__Exercise objective__. Look for the string "власти" in the lines and copy each line that has it.

Saved entries
— Begin —
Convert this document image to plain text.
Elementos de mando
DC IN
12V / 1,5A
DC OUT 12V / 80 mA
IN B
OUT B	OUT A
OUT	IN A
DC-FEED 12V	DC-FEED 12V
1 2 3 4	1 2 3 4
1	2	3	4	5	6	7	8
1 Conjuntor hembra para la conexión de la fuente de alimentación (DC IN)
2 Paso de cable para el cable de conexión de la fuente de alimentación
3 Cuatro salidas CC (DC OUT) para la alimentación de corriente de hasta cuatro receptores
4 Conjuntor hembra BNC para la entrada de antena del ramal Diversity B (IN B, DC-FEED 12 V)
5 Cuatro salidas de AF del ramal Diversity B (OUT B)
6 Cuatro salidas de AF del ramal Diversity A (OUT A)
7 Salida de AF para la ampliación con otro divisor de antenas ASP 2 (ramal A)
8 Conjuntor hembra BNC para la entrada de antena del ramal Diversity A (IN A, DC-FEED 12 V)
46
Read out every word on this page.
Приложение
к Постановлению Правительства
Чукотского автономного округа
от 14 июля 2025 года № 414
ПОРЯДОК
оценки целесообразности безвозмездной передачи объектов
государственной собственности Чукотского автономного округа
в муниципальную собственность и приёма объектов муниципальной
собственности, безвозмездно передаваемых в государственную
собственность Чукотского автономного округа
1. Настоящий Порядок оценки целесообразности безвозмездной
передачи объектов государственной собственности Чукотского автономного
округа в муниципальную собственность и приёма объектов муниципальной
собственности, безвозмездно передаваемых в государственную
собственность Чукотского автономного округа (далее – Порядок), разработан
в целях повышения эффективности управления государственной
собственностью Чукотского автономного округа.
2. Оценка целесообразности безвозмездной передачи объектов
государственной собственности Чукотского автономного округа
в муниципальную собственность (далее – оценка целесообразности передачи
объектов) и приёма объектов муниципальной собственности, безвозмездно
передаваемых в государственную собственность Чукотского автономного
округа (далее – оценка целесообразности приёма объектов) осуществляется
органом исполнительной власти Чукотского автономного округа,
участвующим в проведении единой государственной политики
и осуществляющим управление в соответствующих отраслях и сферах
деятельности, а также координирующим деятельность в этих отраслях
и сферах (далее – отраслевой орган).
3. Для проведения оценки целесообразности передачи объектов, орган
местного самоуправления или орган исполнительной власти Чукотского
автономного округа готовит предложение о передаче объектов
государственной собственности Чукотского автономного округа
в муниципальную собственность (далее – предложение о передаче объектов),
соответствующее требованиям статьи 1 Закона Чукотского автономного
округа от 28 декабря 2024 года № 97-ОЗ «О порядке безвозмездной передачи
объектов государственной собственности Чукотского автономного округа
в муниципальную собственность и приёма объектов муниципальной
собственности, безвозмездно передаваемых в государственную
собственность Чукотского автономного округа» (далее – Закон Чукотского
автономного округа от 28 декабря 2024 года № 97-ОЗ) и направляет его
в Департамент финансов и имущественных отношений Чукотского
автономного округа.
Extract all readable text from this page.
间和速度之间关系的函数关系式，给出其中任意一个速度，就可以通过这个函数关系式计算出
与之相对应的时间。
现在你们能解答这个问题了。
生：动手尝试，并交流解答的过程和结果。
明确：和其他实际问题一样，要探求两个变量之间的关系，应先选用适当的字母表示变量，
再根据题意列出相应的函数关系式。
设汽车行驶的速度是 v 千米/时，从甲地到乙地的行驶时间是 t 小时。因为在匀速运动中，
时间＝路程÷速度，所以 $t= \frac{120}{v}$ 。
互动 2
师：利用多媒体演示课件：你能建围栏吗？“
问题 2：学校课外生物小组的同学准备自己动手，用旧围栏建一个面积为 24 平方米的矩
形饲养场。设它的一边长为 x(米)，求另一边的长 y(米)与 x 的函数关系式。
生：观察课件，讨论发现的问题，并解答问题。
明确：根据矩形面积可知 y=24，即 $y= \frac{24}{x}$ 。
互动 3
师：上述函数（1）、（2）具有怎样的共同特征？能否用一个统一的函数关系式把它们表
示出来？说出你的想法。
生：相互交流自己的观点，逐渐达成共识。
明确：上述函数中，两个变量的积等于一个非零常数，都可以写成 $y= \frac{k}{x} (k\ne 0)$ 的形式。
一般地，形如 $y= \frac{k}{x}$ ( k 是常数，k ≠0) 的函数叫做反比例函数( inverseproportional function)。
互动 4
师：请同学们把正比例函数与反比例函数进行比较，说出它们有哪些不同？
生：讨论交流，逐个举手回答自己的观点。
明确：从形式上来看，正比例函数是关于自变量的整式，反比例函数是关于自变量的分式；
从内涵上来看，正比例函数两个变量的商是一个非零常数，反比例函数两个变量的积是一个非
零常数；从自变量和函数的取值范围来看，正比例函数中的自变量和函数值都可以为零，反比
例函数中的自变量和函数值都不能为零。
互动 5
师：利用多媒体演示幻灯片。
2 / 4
— End —
__The reply__.
органом исполнительной власти Чукотского автономного округа,
местного самоуправления или орган исполнительной власти Чукотского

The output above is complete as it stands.